**Exercise requirements**
Report, word for word, every line of the material that contains "detached".

━━━━━━

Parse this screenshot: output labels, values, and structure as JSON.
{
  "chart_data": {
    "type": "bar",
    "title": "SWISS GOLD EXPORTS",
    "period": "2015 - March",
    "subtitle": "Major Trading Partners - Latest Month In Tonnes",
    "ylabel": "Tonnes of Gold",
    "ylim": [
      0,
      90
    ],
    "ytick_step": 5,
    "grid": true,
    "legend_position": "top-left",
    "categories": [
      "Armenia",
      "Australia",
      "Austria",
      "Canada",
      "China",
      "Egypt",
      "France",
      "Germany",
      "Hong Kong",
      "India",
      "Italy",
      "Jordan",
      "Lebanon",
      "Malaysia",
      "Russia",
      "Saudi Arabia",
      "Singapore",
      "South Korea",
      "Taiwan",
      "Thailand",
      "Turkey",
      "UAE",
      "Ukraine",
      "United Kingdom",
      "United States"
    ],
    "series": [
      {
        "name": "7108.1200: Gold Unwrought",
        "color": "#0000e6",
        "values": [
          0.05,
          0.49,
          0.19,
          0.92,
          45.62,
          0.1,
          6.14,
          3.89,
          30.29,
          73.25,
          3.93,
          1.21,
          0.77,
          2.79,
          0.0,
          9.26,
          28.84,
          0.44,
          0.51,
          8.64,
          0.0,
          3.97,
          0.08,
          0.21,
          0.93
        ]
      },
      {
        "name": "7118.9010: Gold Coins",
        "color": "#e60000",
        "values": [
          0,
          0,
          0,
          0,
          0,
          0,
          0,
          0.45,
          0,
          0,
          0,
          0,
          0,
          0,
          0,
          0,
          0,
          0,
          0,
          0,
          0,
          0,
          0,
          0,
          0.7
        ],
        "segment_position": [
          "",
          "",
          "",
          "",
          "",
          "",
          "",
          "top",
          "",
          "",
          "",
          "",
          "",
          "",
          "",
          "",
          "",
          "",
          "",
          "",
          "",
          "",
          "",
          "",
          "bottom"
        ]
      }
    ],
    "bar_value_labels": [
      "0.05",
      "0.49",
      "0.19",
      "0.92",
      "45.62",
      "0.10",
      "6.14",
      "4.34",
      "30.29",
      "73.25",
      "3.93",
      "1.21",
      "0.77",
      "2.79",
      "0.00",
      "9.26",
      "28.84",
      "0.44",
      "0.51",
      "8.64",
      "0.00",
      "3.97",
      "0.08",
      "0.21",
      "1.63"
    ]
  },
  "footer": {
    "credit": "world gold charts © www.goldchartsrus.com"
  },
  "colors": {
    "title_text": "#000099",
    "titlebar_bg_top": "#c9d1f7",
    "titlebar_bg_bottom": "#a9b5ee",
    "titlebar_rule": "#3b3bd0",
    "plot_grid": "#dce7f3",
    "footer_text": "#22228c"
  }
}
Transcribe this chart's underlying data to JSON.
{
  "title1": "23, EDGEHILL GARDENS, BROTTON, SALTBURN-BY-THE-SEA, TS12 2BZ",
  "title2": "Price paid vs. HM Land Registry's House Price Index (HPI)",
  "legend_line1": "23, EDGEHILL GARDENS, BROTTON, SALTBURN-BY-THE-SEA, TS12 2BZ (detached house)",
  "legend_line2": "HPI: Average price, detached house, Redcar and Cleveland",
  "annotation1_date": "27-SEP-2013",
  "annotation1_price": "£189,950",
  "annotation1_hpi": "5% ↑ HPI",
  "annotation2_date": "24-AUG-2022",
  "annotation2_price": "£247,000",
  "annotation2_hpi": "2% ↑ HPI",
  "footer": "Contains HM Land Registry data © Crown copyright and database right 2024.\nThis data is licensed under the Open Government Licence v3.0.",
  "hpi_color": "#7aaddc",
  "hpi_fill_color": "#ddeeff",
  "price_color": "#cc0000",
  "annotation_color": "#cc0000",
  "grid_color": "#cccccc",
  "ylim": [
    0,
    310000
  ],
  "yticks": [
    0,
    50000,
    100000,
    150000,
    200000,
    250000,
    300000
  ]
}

━━━━━━

**Exercise result**
  "legend_line1": "23, EDGEHILL GARDENS, BROTTON, SALTBURN-BY-THE-SEA, TS12 2BZ (detached house)",
  "legend_line2": "HPI: Average price, detached house, Redcar and Cleveland",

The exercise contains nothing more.